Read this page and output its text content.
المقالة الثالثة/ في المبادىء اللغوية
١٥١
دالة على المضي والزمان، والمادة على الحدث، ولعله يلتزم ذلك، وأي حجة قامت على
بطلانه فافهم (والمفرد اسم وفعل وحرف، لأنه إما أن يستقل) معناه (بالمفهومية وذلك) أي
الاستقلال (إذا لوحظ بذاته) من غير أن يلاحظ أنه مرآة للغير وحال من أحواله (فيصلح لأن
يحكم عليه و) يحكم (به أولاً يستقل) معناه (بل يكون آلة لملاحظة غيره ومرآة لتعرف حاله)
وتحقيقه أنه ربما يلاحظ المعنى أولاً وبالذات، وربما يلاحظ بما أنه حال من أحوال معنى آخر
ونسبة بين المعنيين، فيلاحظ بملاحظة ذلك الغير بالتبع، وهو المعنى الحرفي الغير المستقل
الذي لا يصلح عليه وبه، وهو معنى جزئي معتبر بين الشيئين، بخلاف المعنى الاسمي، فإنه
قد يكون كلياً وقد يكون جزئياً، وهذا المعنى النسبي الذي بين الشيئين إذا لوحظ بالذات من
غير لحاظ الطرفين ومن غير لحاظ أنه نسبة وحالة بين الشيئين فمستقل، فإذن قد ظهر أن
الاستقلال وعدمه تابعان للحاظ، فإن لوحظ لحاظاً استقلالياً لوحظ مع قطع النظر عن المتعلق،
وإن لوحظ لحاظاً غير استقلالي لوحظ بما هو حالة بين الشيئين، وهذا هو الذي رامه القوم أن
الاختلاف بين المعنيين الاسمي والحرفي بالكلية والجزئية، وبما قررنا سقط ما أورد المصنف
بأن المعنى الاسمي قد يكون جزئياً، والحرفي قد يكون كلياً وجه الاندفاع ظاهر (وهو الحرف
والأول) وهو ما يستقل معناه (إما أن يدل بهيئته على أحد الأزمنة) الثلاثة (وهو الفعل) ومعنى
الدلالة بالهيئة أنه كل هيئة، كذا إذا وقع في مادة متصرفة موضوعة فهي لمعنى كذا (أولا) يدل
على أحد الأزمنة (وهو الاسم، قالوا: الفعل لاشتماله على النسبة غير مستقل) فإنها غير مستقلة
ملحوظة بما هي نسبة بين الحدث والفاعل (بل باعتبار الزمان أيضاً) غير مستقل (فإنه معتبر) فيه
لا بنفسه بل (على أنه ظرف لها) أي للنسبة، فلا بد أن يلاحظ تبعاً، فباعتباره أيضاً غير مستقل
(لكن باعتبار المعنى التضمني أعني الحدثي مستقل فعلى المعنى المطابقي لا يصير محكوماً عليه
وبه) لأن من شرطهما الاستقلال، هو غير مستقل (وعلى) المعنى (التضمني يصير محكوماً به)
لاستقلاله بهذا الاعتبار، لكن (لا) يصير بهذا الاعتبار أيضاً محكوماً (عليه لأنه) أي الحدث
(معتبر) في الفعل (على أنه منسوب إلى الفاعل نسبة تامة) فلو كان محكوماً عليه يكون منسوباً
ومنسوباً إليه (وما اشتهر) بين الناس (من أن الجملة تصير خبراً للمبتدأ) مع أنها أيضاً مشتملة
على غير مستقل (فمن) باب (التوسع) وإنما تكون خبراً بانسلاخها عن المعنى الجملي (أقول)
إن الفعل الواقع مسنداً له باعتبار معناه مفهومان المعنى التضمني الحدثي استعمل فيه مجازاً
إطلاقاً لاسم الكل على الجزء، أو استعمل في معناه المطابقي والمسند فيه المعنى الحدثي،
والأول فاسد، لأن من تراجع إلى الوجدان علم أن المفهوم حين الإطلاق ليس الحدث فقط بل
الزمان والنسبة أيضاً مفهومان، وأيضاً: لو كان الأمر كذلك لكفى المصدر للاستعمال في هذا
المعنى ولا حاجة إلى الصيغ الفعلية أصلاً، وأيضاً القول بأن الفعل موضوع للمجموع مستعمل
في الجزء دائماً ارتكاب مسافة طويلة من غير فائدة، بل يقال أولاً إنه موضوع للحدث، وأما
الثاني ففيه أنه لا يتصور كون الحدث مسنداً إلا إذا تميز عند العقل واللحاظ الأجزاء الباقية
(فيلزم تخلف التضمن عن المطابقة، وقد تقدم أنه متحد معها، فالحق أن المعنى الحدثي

#### [TASK DETAILS]
Search the entries for the word "والأول" and gather every line where it appears.

#### [COMPLETE ANSWER]
والأول) وهو ما يستقل معناه (إما أن يدل بهيئته على أحد الأزمنة) الثلاثة (وهو الفعل) ومعنى
والأول فاسد، لأن من تراجع إلى الوجدان علم أن المفهوم حين الإطلاق ليس الحدث فقط بل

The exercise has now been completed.